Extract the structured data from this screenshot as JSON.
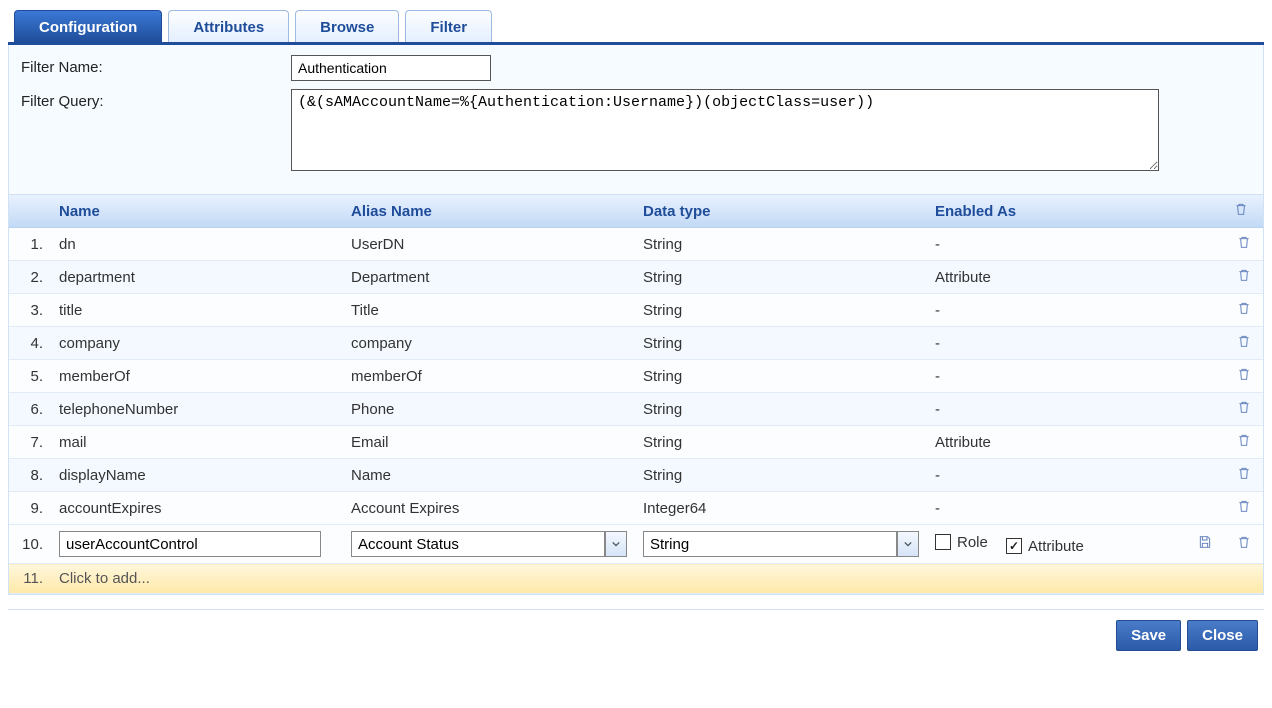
{
  "tabs": [
    {
      "label": "Configuration",
      "active": true
    },
    {
      "label": "Attributes",
      "active": false
    },
    {
      "label": "Browse",
      "active": false
    },
    {
      "label": "Filter",
      "active": false
    }
  ],
  "form": {
    "filter_name_label": "Filter Name:",
    "filter_name_value": "Authentication",
    "filter_query_label": "Filter Query:",
    "filter_query_value": "(&(sAMAccountName=%{Authentication:Username})(objectClass=user))"
  },
  "columns": {
    "idx": "",
    "name": "Name",
    "alias": "Alias Name",
    "type": "Data type",
    "enabled": "Enabled As",
    "action": ""
  },
  "rows": [
    {
      "idx": "1.",
      "name": "dn",
      "alias": "UserDN",
      "type": "String",
      "enabled": "-"
    },
    {
      "idx": "2.",
      "name": "department",
      "alias": "Department",
      "type": "String",
      "enabled": "Attribute"
    },
    {
      "idx": "3.",
      "name": "title",
      "alias": "Title",
      "type": "String",
      "enabled": "-"
    },
    {
      "idx": "4.",
      "name": "company",
      "alias": "company",
      "type": "String",
      "enabled": "-"
    },
    {
      "idx": "5.",
      "name": "memberOf",
      "alias": "memberOf",
      "type": "String",
      "enabled": "-"
    },
    {
      "idx": "6.",
      "name": "telephoneNumber",
      "alias": "Phone",
      "type": "String",
      "enabled": "-"
    },
    {
      "idx": "7.",
      "name": "mail",
      "alias": "Email",
      "type": "String",
      "enabled": "Attribute"
    },
    {
      "idx": "8.",
      "name": "displayName",
      "alias": "Name",
      "type": "String",
      "enabled": "-"
    },
    {
      "idx": "9.",
      "name": "accountExpires",
      "alias": "Account Expires",
      "type": "Integer64",
      "enabled": "-"
    }
  ],
  "edit_row": {
    "idx": "10.",
    "name": "userAccountControl",
    "alias": "Account Status",
    "type": "String",
    "role_label": "Role",
    "role_checked": false,
    "attribute_label": "Attribute",
    "attribute_checked": true
  },
  "add_row": {
    "idx": "11.",
    "text": "Click to add..."
  },
  "buttons": {
    "save": "Save",
    "close": "Close"
  }
}
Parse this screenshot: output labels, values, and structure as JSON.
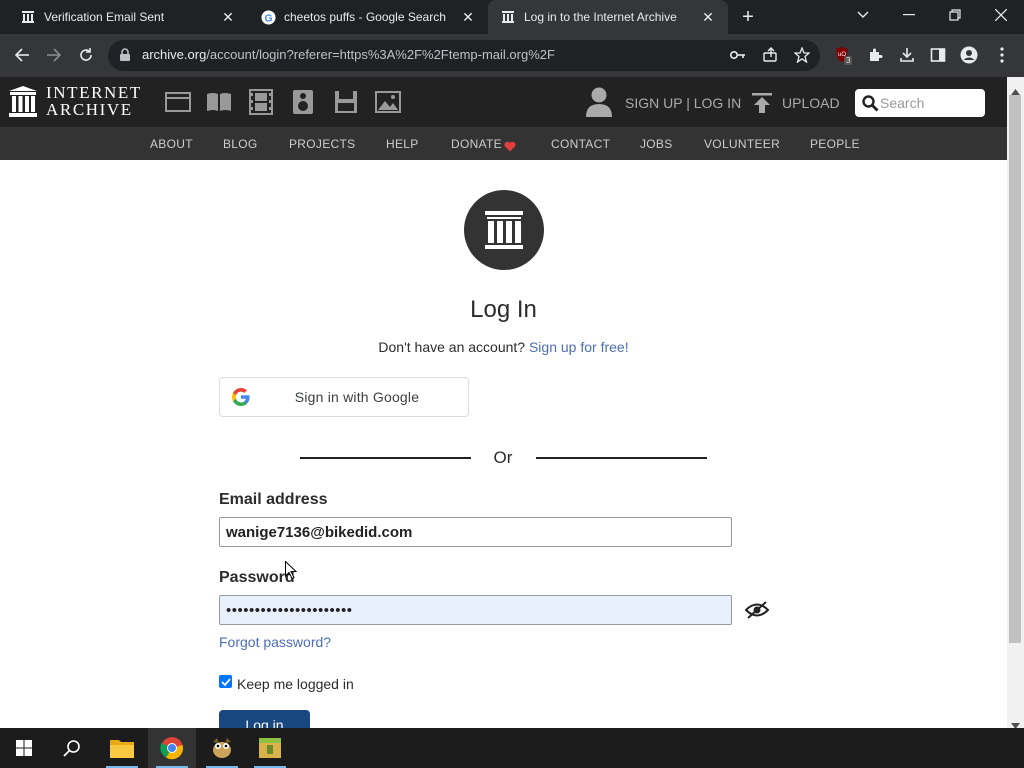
{
  "browser": {
    "tabs": [
      {
        "title": "Verification Email Sent",
        "active": false
      },
      {
        "title": "cheetos puffs - Google Search",
        "active": false
      },
      {
        "title": "Log in to the Internet Archive",
        "active": true
      }
    ],
    "url_host": "archive.org",
    "url_path": "/account/login?referer=https%3A%2F%2Ftemp-mail.org%2F",
    "extension_badge": "3"
  },
  "header": {
    "logo_line1": "INTERNET",
    "logo_line2": "ARCHIVE",
    "signup_login": "SIGN UP | LOG IN",
    "upload": "UPLOAD",
    "search_placeholder": "Search"
  },
  "nav": {
    "items": [
      "ABOUT",
      "BLOG",
      "PROJECTS",
      "HELP",
      "DONATE",
      "CONTACT",
      "JOBS",
      "VOLUNTEER",
      "PEOPLE"
    ]
  },
  "login": {
    "heading": "Log In",
    "no_account": "Don't have an account?",
    "signup_link": "Sign up for free!",
    "google_button": "Sign in with Google",
    "or": "Or",
    "email_label": "Email address",
    "email_value": "wanige7136@bikedid.com",
    "password_label": "Password",
    "password_value": "••••••••••••••••••••••",
    "forgot": "Forgot password?",
    "keep_logged_in": "Keep me logged in",
    "login_button": "Log in"
  },
  "colors": {
    "accent_link": "#4c6eb5",
    "header_bg": "#222222",
    "nav_bg": "#333333",
    "login_button_bg": "#194880",
    "donate_heart": "#e23c3c"
  }
}
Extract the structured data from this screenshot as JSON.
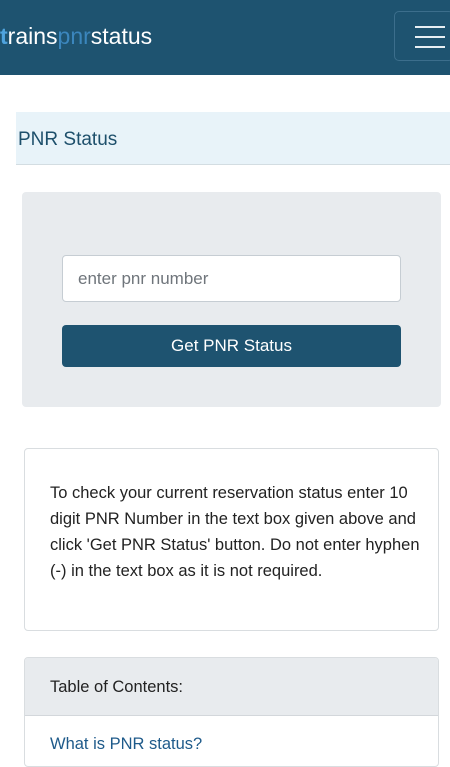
{
  "brand": {
    "part1_first": "t",
    "part1_rest": "rains",
    "part2": "pnr",
    "part3": "status"
  },
  "nav": {
    "menu_icon": "hamburger-icon"
  },
  "page": {
    "title": "PNR Status"
  },
  "form": {
    "pnr_placeholder": "enter pnr number",
    "pnr_value": "",
    "submit_label": "Get PNR Status"
  },
  "info": {
    "text": "To check your current reservation status enter 10 digit PNR Number in the text box given above and click 'Get PNR Status' button. Do not enter hyphen (-) in the text box as it is not required."
  },
  "toc": {
    "heading": "Table of Contents:",
    "items": [
      {
        "label": "What is PNR status?"
      }
    ]
  },
  "colors": {
    "navbar": "#1e5370",
    "accent": "#4fa3dd",
    "button": "#1e5370"
  }
}
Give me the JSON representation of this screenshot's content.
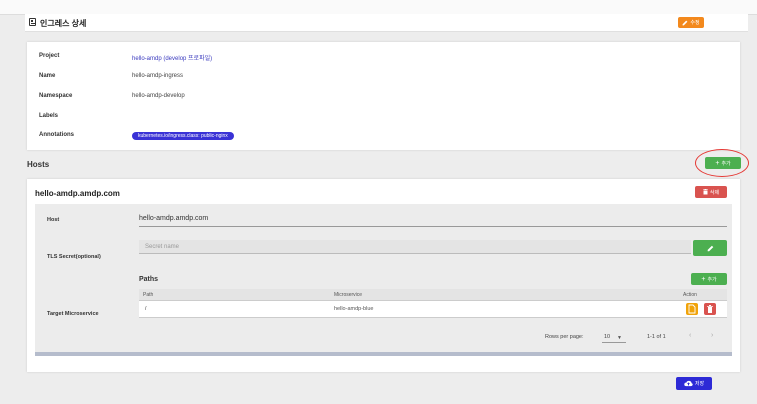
{
  "header": {
    "title": "인그레스 상세",
    "edit_label": "수정"
  },
  "details": [
    {
      "label": "Project",
      "value": "hello-amdp (develop 프로파일)",
      "link": true
    },
    {
      "label": "Name",
      "value": "hello-amdp-ingress"
    },
    {
      "label": "Namespace",
      "value": "hello-amdp-develop"
    },
    {
      "label": "Labels",
      "value": ""
    },
    {
      "label": "Annotations",
      "value": ""
    }
  ],
  "annotations_chip": "kubernetes.io/ingress.class: public-nginx",
  "hosts": {
    "title": "Hosts",
    "add_label": "추가",
    "host_name": "hello-amdp.amdp.com",
    "delete_label": "삭제",
    "host_label": "Host",
    "host_value": "hello-amdp.amdp.com",
    "tls_label": "TLS Secret(optional)",
    "tls_placeholder": "Secret name",
    "target_label": "Target Microservice",
    "paths_title": "Paths",
    "paths_add_label": "추가",
    "columns": {
      "path": "Path",
      "microservice": "Microservice",
      "action": "Action"
    },
    "rows": [
      {
        "path": "/",
        "microservice": "hello-amdp-blue"
      }
    ],
    "pager": {
      "rows_per_page_label": "Rows per page:",
      "rows_per_page": "10",
      "range": "1-1 of 1"
    }
  },
  "footer": {
    "save_label": "저장"
  },
  "colors": {
    "edit": "#f3891d",
    "add": "#4caf50",
    "delete": "#d9534f",
    "save": "#2d2ad6",
    "chip": "#3a32d6",
    "link": "#3b3bbf",
    "highlight": "#e53935"
  }
}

» **THE EXERCISE**: Report only how many lines of the listing hold the word "alias".

» **WRITTEN REPLY**: 11